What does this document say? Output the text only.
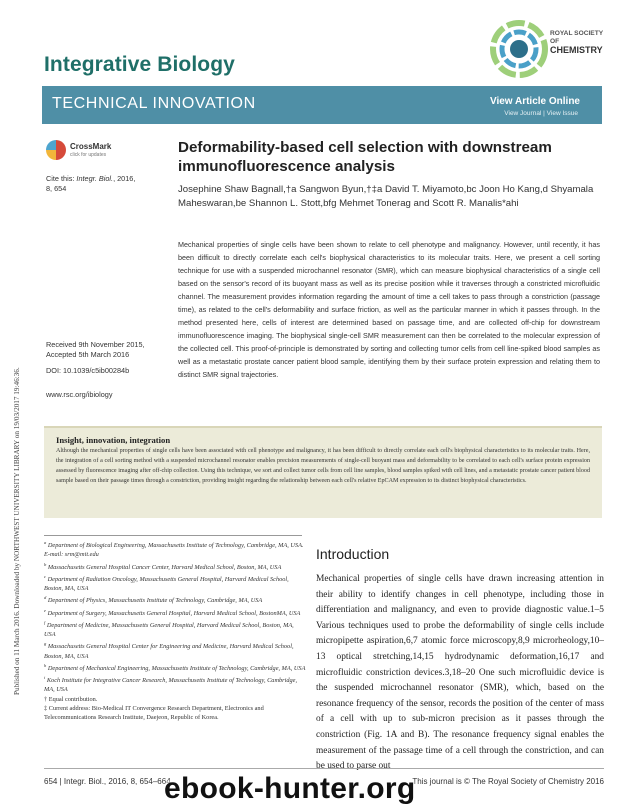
Published on 11 March 2016. Downloaded by NORTHWEST UNIVERSITY LIBRARY on 19/03/2017 19:46:36.
Integrative Biology
ROYAL SOCIETY
OF
CHEMISTRY
TECHNICAL INNOVATION	View Article Online
View Journal | View Issue
CrossMark
click for updates
Cite this: Integr. Biol., 2016,
8, 654
Received 9th November 2015,
Accepted 5th March 2016
DOI: 10.1039/c5ib00284b
www.rsc.org/ibiology
Deformability-based cell selection with downstream immunofluorescence analysis
Josephine Shaw Bagnall,†a Sangwon Byun,†‡a David T. Miyamoto,bc Joon Ho Kang,d Shyamala Maheswaran,be Shannon L. Stott,bfg Mehmet Tonerag and Scott R. Manalis*ahi

Mechanical properties of single cells have been shown to relate to cell phenotype and malignancy. However, until recently, it has been difficult to directly correlate each cell's biophysical characteristics to its molecular traits. Here, we present a cell sorting technique for use with a suspended microchannel resonator (SMR), which can measure biophysical characteristics of a single cell based on the sensor's record of its buoyant mass as well as its precise position while it traverses through a constricted microfluidic channel. The measurement provides information regarding the amount of time a cell takes to pass through a constriction (passage time), as related to the cell's deformability and surface friction, as well as the particular manner in which it passes through. In the method presented here, cells of interest are determined based on passage time, and are collected off-chip for downstream immunofluorescence imaging. The biophysical single-cell SMR measurement can then be correlated to the molecular expression of the collected cell. This proof-of-principle is demonstrated by sorting and collecting tumor cells from cell line-spiked blood samples as well as a metastatic prostate cancer patient blood sample, identifying them by their surface protein expression and relating them to distinct SMR signal trajectories.

Insight, innovation, integration

Although the mechanical properties of single cells have been associated with cell phenotype and malignancy, it has been difficult to directly correlate each cell's biophysical characteristics to its molecular traits. Here, the integration of a cell sorting method with a suspended microchannel resonator enables precision measurements of single-cell buoyant mass and deformability to be correlated to each cell's surface protein expression assessed by fluorescence imaging after off-chip collection. Using this technique, we sort and collect tumor cells from cell line samples, blood samples spiked with cell lines, and a metastatic prostate cancer patient blood sample based on their passage times through a constriction, providing insight regarding the relationship between each cell's relative EpCAM expression to its distinct biophysical characteristics.

$^a$ Department of Biological Engineering, Massachusetts Institute of Technology, Cambridge, MA, USA. E-mail: srm@mit.edu
$^b$ Massachusetts General Hospital Cancer Center, Harvard Medical School, Boston, MA, USA
$^c$ Department of Radiation Oncology, Massachusetts General Hospital, Harvard Medical School, Boston, MA, USA
$^d$ Department of Physics, Massachusetts Institute of Technology, Cambridge, MA, USA
$^e$ Department of Surgery, Massachusetts General Hospital, Harvard Medical School, BostonMA, USA
$^f$ Department of Medicine, Massachusetts General Hospital, Harvard Medical School, Boston, MA, USA
$^g$ Massachusetts General Hospital Center for Engineering and Medicine, Harvard Medical School, Boston, MA, USA
$^h$ Department of Mechanical Engineering, Massachusetts Institute of Technology, Cambridge, MA, USA
$^i$ Koch Institute for Integrative Cancer Research, Massachusetts Institute of Technology, Cambridge, MA, USA
† Equal contribution.
‡ Current address: Bio-Medical IT Convergence Research Department, Electronics and Telecommunications Research Institute, Daejeon, Republic of Korea.
Introduction

Mechanical properties of single cells have drawn increasing attention in their ability to identify changes in cell phenotype, including those in differentiation and malignancy, and even to provide diagnostic value.1–5 Various techniques used to probe the deformability of single cells include micropipette aspiration,6,7 atomic force microscopy,8,9 microrheology,10–13 optical stretching,14,15 hydrodynamic deformation,16,17 and microfluidic constriction devices.3,18–20 One such microfluidic device is the suspended microchannel resonator (SMR), which, based on the resonance frequency of the sensor, records the position of the center of mass of a cell with up to sub-micron precision as it passes through the constriction (Fig. 1A and B). The resonance frequency signal enables the measurement of the passage time of a cell through the constriction, and can be used to parse out

654 | Integr. Biol., 2016, 8, 654–664	This journal is © The Royal Society of Chemistry 2016
ebook-hunter.org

_WORK REQUEST:_
With images omitted, retype the data word for word.

_SOLUTION TO THE EXERCISE:_
What does this document say? Output the text only.
Published on 11 March 2016. Downloaded by NORTHWEST UNIVERSITY LIBRARY on 19/03/2017 19:46:36.
Integrative Biology
ROYAL SOCIETY
OF
CHEMISTRY
TECHNICAL INNOVATION	View Article Online
View Journal | View Issue
CrossMark
click for updates
Cite this: Integr. Biol., 2016,
8, 654
Received 9th November 2015,
Accepted 5th March 2016
DOI: 10.1039/c5ib00284b
www.rsc.org/ibiology
Deformability-based cell selection with downstream immunofluorescence analysis
Josephine Shaw Bagnall,†a Sangwon Byun,†‡a David T. Miyamoto,bc Joon Ho Kang,d Shyamala Maheswaran,be Shannon L. Stott,bfg Mehmet Tonerag and Scott R. Manalis*ahi

Mechanical properties of single cells have been shown to relate to cell phenotype and malignancy. However, until recently, it has been difficult to directly correlate each cell's biophysical characteristics to its molecular traits. Here, we present a cell sorting technique for use with a suspended microchannel resonator (SMR), which can measure biophysical characteristics of a single cell based on the sensor's record of its buoyant mass as well as its precise position while it traverses through a constricted microfluidic channel. The measurement provides information regarding the amount of time a cell takes to pass through a constriction (passage time), as related to the cell's deformability and surface friction, as well as the particular manner in which it passes through. In the method presented here, cells of interest are determined based on passage time, and are collected off-chip for downstream immunofluorescence imaging. The biophysical single-cell SMR measurement can then be correlated to the molecular expression of the collected cell. This proof-of-principle is demonstrated by sorting and collecting tumor cells from cell line-spiked blood samples as well as a metastatic prostate cancer patient blood sample, identifying them by their surface protein expression and relating them to distinct SMR signal trajectories.

Insight, innovation, integration

Although the mechanical properties of single cells have been associated with cell phenotype and malignancy, it has been difficult to directly correlate each cell's biophysical characteristics to its molecular traits. Here, the integration of a cell sorting method with a suspended microchannel resonator enables precision measurements of single-cell buoyant mass and deformability to be correlated to each cell's surface protein expression assessed by fluorescence imaging after off-chip collection. Using this technique, we sort and collect tumor cells from cell line samples, blood samples spiked with cell lines, and a metastatic prostate cancer patient blood sample based on their passage times through a constriction, providing insight regarding the relationship between each cell's relative EpCAM expression to its distinct biophysical characteristics.

$^a$ Department of Biological Engineering, Massachusetts Institute of Technology, Cambridge, MA, USA. E-mail: srm@mit.edu
$^b$ Massachusetts General Hospital Cancer Center, Harvard Medical School, Boston, MA, USA
$^c$ Department of Radiation Oncology, Massachusetts General Hospital, Harvard Medical School, Boston, MA, USA
$^d$ Department of Physics, Massachusetts Institute of Technology, Cambridge, MA, USA
$^e$ Department of Surgery, Massachusetts General Hospital, Harvard Medical School, BostonMA, USA
$^f$ Department of Medicine, Massachusetts General Hospital, Harvard Medical School, Boston, MA, USA
$^g$ Massachusetts General Hospital Center for Engineering and Medicine, Harvard Medical School, Boston, MA, USA
$^h$ Department of Mechanical Engineering, Massachusetts Institute of Technology, Cambridge, MA, USA
$^i$ Koch Institute for Integrative Cancer Research, Massachusetts Institute of Technology, Cambridge, MA, USA
† Equal contribution.
‡ Current address: Bio-Medical IT Convergence Research Department, Electronics and Telecommunications Research Institute, Daejeon, Republic of Korea.
Introduction

Mechanical properties of single cells have drawn increasing attention in their ability to identify changes in cell phenotype, including those in differentiation and malignancy, and even to provide diagnostic value.1–5 Various techniques used to probe the deformability of single cells include micropipette aspiration,6,7 atomic force microscopy,8,9 microrheology,10–13 optical stretching,14,15 hydrodynamic deformation,16,17 and microfluidic constriction devices.3,18–20 One such microfluidic device is the suspended microchannel resonator (SMR), which, based on the resonance frequency of the sensor, records the position of the center of mass of a cell with up to sub-micron precision as it passes through the constriction (Fig. 1A and B). The resonance frequency signal enables the measurement of the passage time of a cell through the constriction, and can be used to parse out

654 | Integr. Biol., 2016, 8, 654–664	This journal is © The Royal Society of Chemistry 2016
ebook-hunter.org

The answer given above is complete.